## Instructions to follow
Go through the listing below and gather every line with the word "monétaire".

>> begin Data for this exercise

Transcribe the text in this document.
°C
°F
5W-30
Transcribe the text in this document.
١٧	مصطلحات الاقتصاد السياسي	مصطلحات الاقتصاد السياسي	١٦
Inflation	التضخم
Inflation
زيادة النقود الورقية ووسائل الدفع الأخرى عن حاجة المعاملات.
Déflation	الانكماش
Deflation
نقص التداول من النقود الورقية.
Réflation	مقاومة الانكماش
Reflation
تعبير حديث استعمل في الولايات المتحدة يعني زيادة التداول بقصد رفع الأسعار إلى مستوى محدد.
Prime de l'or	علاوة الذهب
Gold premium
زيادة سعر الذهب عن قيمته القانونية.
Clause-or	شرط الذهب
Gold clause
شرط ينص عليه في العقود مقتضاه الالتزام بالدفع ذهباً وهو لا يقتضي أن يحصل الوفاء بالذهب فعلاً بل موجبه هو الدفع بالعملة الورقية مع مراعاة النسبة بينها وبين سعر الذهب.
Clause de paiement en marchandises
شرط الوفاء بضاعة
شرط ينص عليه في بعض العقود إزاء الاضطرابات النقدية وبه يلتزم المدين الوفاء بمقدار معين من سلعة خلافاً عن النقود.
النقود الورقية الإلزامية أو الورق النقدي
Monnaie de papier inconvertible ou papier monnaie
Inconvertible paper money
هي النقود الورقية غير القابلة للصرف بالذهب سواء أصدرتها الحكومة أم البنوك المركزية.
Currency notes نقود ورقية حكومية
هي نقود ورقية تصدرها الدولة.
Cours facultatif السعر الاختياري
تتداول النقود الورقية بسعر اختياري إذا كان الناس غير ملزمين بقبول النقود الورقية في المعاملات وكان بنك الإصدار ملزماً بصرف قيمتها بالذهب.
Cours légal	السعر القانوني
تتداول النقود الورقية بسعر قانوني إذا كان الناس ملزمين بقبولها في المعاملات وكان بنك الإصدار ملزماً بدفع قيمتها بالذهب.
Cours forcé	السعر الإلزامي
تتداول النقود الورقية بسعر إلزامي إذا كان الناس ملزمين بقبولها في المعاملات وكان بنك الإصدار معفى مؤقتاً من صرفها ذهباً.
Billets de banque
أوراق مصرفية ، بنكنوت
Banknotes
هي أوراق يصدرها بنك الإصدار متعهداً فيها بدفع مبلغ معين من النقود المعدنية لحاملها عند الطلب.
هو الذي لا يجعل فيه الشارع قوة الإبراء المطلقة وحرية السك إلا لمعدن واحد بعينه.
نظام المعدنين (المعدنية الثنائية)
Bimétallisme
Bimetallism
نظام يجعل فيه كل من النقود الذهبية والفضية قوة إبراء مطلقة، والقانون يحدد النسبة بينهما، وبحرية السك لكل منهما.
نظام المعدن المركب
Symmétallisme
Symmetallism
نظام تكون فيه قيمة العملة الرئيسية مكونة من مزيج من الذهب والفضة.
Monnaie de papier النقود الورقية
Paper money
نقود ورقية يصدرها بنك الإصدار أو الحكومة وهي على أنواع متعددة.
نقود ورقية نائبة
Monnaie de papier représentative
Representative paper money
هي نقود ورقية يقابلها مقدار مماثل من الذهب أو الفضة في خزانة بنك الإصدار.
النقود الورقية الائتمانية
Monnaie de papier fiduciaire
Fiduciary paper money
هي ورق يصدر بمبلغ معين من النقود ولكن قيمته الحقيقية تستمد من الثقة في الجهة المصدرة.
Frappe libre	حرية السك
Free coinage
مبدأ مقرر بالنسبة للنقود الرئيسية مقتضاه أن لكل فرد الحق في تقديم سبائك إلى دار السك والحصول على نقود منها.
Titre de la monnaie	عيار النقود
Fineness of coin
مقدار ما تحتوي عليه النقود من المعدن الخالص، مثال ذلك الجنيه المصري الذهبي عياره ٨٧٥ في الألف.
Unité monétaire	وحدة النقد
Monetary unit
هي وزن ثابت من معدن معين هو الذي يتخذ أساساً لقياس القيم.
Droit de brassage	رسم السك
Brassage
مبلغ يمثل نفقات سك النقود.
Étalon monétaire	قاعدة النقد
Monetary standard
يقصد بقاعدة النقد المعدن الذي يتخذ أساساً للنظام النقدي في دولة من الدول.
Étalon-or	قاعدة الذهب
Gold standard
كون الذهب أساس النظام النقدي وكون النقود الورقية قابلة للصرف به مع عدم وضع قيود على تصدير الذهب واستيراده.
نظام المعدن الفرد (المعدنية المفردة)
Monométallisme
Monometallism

>> end Data for this exercise

## Result for this exercise
Unité monétaire	وحدة النقد
Étalon monétaire	قاعدة النقد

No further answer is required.